— Start of Dataset records —
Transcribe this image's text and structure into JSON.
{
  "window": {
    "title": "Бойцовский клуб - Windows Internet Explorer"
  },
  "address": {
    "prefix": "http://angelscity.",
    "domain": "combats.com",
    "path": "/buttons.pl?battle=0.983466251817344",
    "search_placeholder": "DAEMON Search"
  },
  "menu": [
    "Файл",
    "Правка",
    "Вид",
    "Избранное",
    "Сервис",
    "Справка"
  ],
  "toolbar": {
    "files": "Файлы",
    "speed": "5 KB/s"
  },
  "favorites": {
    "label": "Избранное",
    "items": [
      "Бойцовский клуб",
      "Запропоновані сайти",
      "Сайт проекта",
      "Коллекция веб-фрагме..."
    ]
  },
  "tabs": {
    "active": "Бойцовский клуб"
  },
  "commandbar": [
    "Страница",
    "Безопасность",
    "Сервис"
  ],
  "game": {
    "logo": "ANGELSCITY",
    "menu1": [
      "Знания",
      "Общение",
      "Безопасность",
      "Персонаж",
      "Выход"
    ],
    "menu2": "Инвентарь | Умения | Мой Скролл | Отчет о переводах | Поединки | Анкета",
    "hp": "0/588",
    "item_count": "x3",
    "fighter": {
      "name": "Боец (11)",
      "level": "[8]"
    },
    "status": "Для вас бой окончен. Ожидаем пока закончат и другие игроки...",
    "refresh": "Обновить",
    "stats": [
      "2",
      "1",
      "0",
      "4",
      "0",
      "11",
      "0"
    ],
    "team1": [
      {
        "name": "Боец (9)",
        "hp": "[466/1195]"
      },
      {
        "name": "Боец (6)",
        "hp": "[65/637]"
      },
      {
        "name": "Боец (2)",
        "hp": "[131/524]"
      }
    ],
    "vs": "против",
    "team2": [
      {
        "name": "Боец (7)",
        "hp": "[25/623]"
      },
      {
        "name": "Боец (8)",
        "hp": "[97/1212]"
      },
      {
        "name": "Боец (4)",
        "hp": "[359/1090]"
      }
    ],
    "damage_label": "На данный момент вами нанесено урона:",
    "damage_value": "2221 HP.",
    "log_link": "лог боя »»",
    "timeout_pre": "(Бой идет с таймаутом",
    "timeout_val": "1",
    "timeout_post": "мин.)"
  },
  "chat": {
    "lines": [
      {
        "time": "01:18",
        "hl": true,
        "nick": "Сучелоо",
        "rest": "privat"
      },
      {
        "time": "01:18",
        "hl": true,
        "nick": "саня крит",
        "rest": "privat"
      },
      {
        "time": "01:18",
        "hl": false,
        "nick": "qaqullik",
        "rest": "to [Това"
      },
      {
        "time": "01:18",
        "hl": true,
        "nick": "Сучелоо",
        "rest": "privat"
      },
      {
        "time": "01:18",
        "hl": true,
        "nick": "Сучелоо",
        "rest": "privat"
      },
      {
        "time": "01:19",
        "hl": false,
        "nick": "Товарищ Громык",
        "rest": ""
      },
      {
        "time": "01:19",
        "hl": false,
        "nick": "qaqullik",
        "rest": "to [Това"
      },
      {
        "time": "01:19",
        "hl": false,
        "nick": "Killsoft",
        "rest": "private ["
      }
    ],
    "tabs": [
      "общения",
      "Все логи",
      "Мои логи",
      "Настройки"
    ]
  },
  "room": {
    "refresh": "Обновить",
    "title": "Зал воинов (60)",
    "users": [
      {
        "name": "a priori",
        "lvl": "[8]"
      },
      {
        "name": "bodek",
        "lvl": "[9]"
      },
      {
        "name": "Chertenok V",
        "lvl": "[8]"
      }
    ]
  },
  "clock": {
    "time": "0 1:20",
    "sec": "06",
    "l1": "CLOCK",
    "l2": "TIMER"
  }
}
— End of Dataset records —
What the task asks -> Print out all the entries precisely as written.

Written reply ->
Transcribe this image's text and structure into JSON.
{
  "window": {
    "title": "Бойцовский клуб - Windows Internet Explorer"
  },
  "address": {
    "prefix": "http://angelscity.",
    "domain": "combats.com",
    "path": "/buttons.pl?battle=0.983466251817344",
    "search_placeholder": "DAEMON Search"
  },
  "menu": [
    "Файл",
    "Правка",
    "Вид",
    "Избранное",
    "Сервис",
    "Справка"
  ],
  "toolbar": {
    "files": "Файлы",
    "speed": "5 KB/s"
  },
  "favorites": {
    "label": "Избранное",
    "items": [
      "Бойцовский клуб",
      "Запропоновані сайти",
      "Сайт проекта",
      "Коллекция веб-фрагме..."
    ]
  },
  "tabs": {
    "active": "Бойцовский клуб"
  },
  "commandbar": [
    "Страница",
    "Безопасность",
    "Сервис"
  ],
  "game": {
    "logo": "ANGELSCITY",
    "menu1": [
      "Знания",
      "Общение",
      "Безопасность",
      "Персонаж",
      "Выход"
    ],
    "menu2": "Инвентарь | Умения | Мой Скролл | Отчет о переводах | Поединки | Анкета",
    "hp": "0/588",
    "item_count": "x3",
    "fighter": {
      "name": "Боец (11)",
      "level": "[8]"
    },
    "status": "Для вас бой окончен. Ожидаем пока закончат и другие игроки...",
    "refresh": "Обновить",
    "stats": [
      "2",
      "1",
      "0",
      "4",
      "0",
      "11",
      "0"
    ],
    "team1": [
      {
        "name": "Боец (9)",
        "hp": "[466/1195]"
      },
      {
        "name": "Боец (6)",
        "hp": "[65/637]"
      },
      {
        "name": "Боец (2)",
        "hp": "[131/524]"
      }
    ],
    "vs": "против",
    "team2": [
      {
        "name": "Боец (7)",
        "hp": "[25/623]"
      },
      {
        "name": "Боец (8)",
        "hp": "[97/1212]"
      },
      {
        "name": "Боец (4)",
        "hp": "[359/1090]"
      }
    ],
    "damage_label": "На данный момент вами нанесено урона:",
    "damage_value": "2221 HP.",
    "log_link": "лог боя »»",
    "timeout_pre": "(Бой идет с таймаутом",
    "timeout_val": "1",
    "timeout_post": "мин.)"
  },
  "chat": {
    "lines": [
      {
        "time": "01:18",
        "hl": true,
        "nick": "Сучелоо",
        "rest": "privat"
      },
      {
        "time": "01:18",
        "hl": true,
        "nick": "саня крит",
        "rest": "privat"
      },
      {
        "time": "01:18",
        "hl": false,
        "nick": "qaqullik",
        "rest": "to [Това"
      },
      {
        "time": "01:18",
        "hl": true,
        "nick": "Сучелоо",
        "rest": "privat"
      },
      {
        "time": "01:18",
        "hl": true,
        "nick": "Сучелоо",
        "rest": "privat"
      },
      {
        "time": "01:19",
        "hl": false,
        "nick": "Товарищ Громык",
        "rest": ""
      },
      {
        "time": "01:19",
        "hl": false,
        "nick": "qaqullik",
        "rest": "to [Това"
      },
      {
        "time": "01:19",
        "hl": false,
        "nick": "Killsoft",
        "rest": "private ["
      }
    ],
    "tabs": [
      "общения",
      "Все логи",
      "Мои логи",
      "Настройки"
    ]
  },
  "room": {
    "refresh": "Обновить",
    "title": "Зал воинов (60)",
    "users": [
      {
        "name": "a priori",
        "lvl": "[8]"
      },
      {
        "name": "bodek",
        "lvl": "[9]"
      },
      {
        "name": "Chertenok V",
        "lvl": "[8]"
      }
    ]
  },
  "clock": {
    "time": "0 1:20",
    "sec": "06",
    "l1": "CLOCK",
    "l2": "TIMER"
  }
}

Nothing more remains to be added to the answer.